- **The task**
Leave the pictures out. Return all other data exactly.

- **Source material**
------------------------------------------------------------
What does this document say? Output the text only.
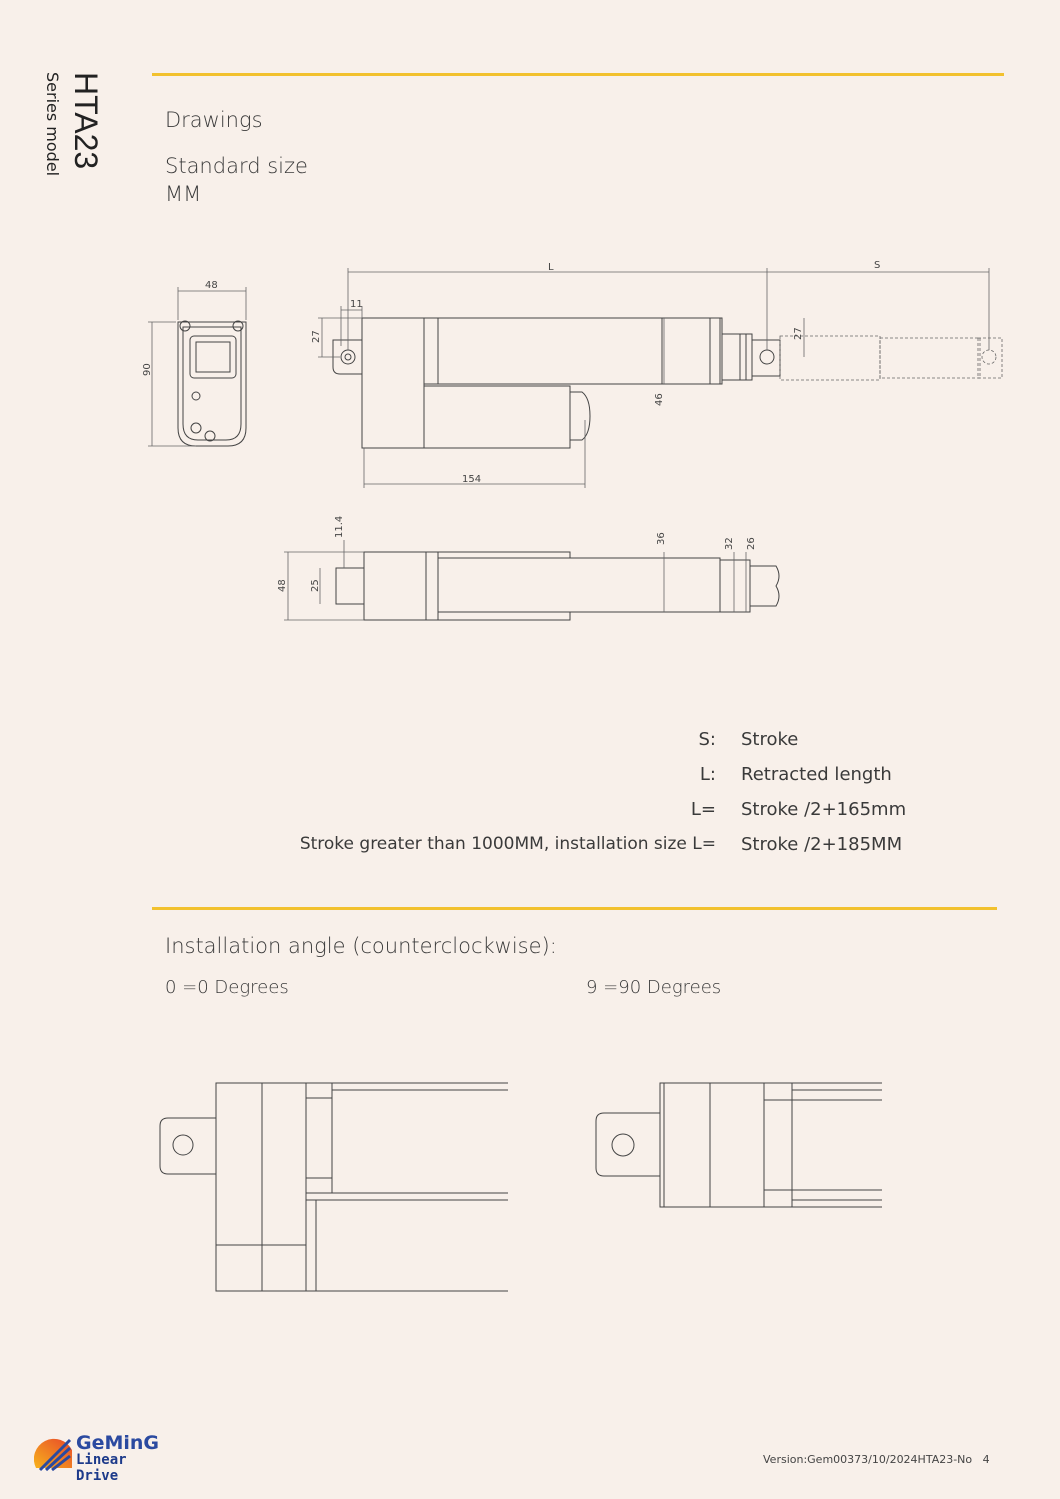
HTA23
Series model	Drawings
Standard size
MM
48
90
L	S
11
27	27
46
154
11.4
48 25
36	32 26
S: Stroke
L: Retracted length
L= Stroke /2+165mm
Stroke greater than 1000MM, installation size L= Stroke /2+185MM
Installation angle (counterclockwise):
0 =0 Degrees	9 =90 Degrees
GeMinG
Linear Drive
Version:Gem00373/10/2024HTA23-No 4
------------------------------------------------------------
- **Answer to this exercise**
What does this document say? Output the text only.
HTA23
Series model	Drawings
Standard size
MM
48
90
L	S
11
27	27
46
154
11.4
48 25
36	32 26
S: Stroke
L: Retracted length
L= Stroke /2+165mm
Stroke greater than 1000MM, installation size L= Stroke /2+185MM
Installation angle (counterclockwise):
0 =0 Degrees	9 =90 Degrees
GeMinG
Linear Drive
Version:Gem00373/10/2024HTA23-No 4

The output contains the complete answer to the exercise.